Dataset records
****************

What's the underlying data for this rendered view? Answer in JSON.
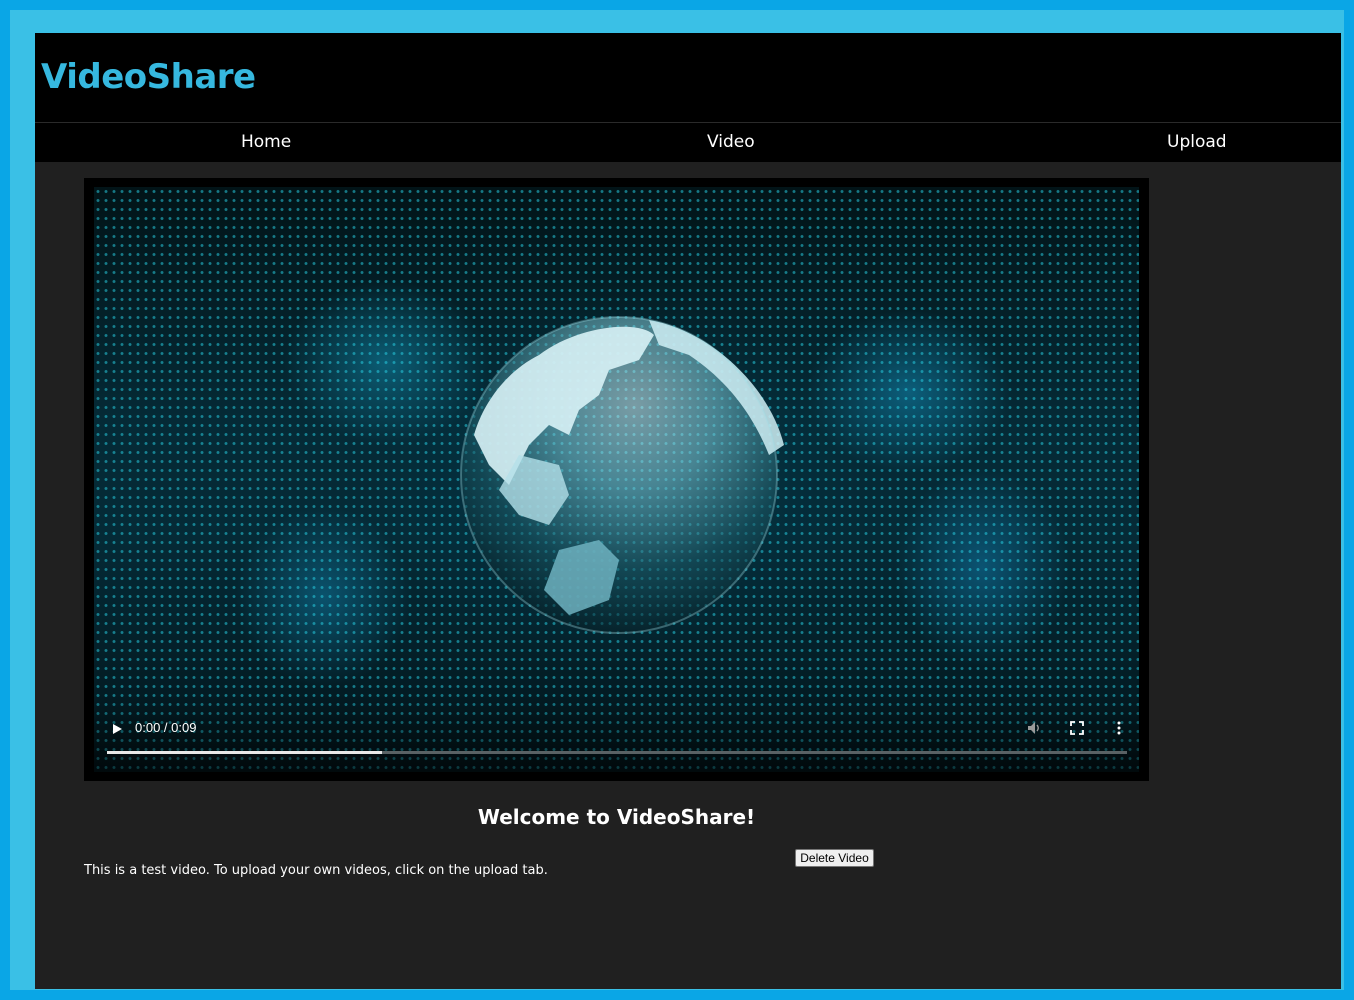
{
  "app": {
    "logo": "VideoShare"
  },
  "nav": {
    "items": [
      {
        "label": "Home"
      },
      {
        "label": "Video"
      },
      {
        "label": "Upload"
      }
    ]
  },
  "player": {
    "time": "0:00 / 0:09",
    "progress_fraction": 0.27,
    "icons": [
      "play-icon",
      "mute-icon",
      "fullscreen-icon",
      "more-options-icon"
    ]
  },
  "main": {
    "welcome": "Welcome to VideoShare!",
    "description": "This is a test video. To upload your own videos, click on the upload tab.",
    "delete_label": "Delete Video"
  },
  "colors": {
    "accent": "#36b8df",
    "frame": "#0aa6e6",
    "header_bg": "#000000",
    "content_bg": "#202020"
  }
}
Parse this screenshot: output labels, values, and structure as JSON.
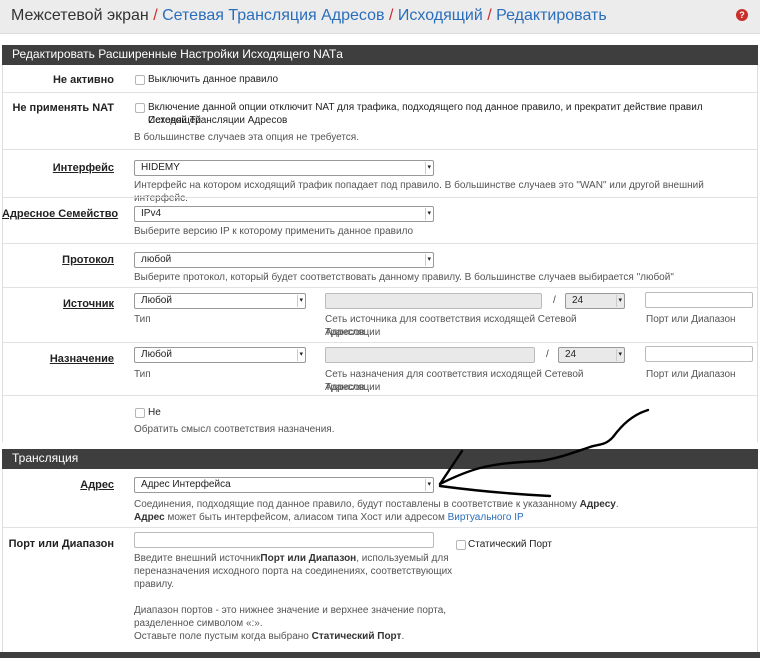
{
  "breadcrumb": {
    "root": "Межсетевой экран",
    "items": [
      "Сетевая Трансляция Адресов",
      "Исходящий",
      "Редактировать"
    ],
    "separator": "/"
  },
  "panel_edit": {
    "title": "Редактировать Расширенные Настройки Исходящего NATа"
  },
  "disabled": {
    "label": "Не активно",
    "checkbox_label": "Выключить данное правило"
  },
  "nonat": {
    "label": "Не применять NAT",
    "checkbox_label_1": "Включение данной опции отключит NAT для трафика, подходящего под данное правило, и прекратит действие правил Исходящей",
    "checkbox_label_2": "Сетевой Трансляции Адресов",
    "help": "В большинстве случаев эта опция не требуется."
  },
  "interface": {
    "label": "Интерфейс",
    "value": "HIDEMY",
    "help": "Интерфейс на котором исходящий трафик попадает под правило. В большинстве случаев это \"WAN\" или другой внешний интерфейс."
  },
  "family": {
    "label": "Адресное Семейство",
    "value": "IPv4",
    "help": "Выберите версию IP к которому применить данное правило"
  },
  "protocol": {
    "label": "Протокол",
    "value": "любой",
    "help": "Выберите протокол, который будет соответствовать данному правилу. В большинстве случаев выбирается \"любой\""
  },
  "source": {
    "label": "Источник",
    "type_value": "Любой",
    "type_help": "Тип",
    "mask": "24",
    "net_help_1": "Сеть источника для соответствия исходящей Сетевой Трансляции",
    "net_help_2": "Адресов.",
    "port_help": "Порт или Диапазон"
  },
  "destination": {
    "label": "Назначение",
    "type_value": "Любой",
    "type_help": "Тип",
    "mask": "24",
    "net_help_1": "Сеть назначения для соответствия исходящей Сетевой Трансляции",
    "net_help_2": "Адресов.",
    "port_help": "Порт или Диапазон",
    "not_label": "Не",
    "not_help": "Обратить смысл соответствия назначения."
  },
  "panel_translation": {
    "title": "Трансляция"
  },
  "address": {
    "label": "Адрес",
    "value": "Адрес Интерфейса",
    "help_1a": "Соединения, подходящие под данное правило, будут поставлены в соответствие к указанному ",
    "help_1b": "Адресу",
    "help_1c": ".",
    "help_2a": "Адрес",
    "help_2b": " может быть интерфейсом, алиасом типа Хост или адресом ",
    "help_2c": "Виртуального IP"
  },
  "port": {
    "label": "Порт или Диапазон",
    "static_label": "Статический Порт",
    "help_1a": "Введите внешний источник",
    "help_1b": "Порт или Диапазон",
    "help_1c": ", используемый для",
    "help_2": "переназначения исходного порта на соединениях, соответствующих",
    "help_3": "правилу.",
    "help_4": "Диапазон портов - это нижнее значение и верхнее значение порта,",
    "help_5": "разделенное символом «:».",
    "help_6a": "Оставьте поле пустым когда выбрано ",
    "help_6b": "Статический Порт",
    "help_6c": "."
  },
  "colors": {
    "panel_header": "#3e3e3e",
    "link": "#2a6ebb",
    "breadcrumb_separator": "#c9302c",
    "scribble": "#000000"
  },
  "icons": [
    "help-icon",
    "dropdown-arrow-icon"
  ]
}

****************

■ EXERCISE DIRECTIONS
Gather all lines with the string "Статический" from the data.

■ OUTPUT FOR THIS EXERCISE
    "static_label": "Статический Порт",
    "help_6b": "Статический Порт",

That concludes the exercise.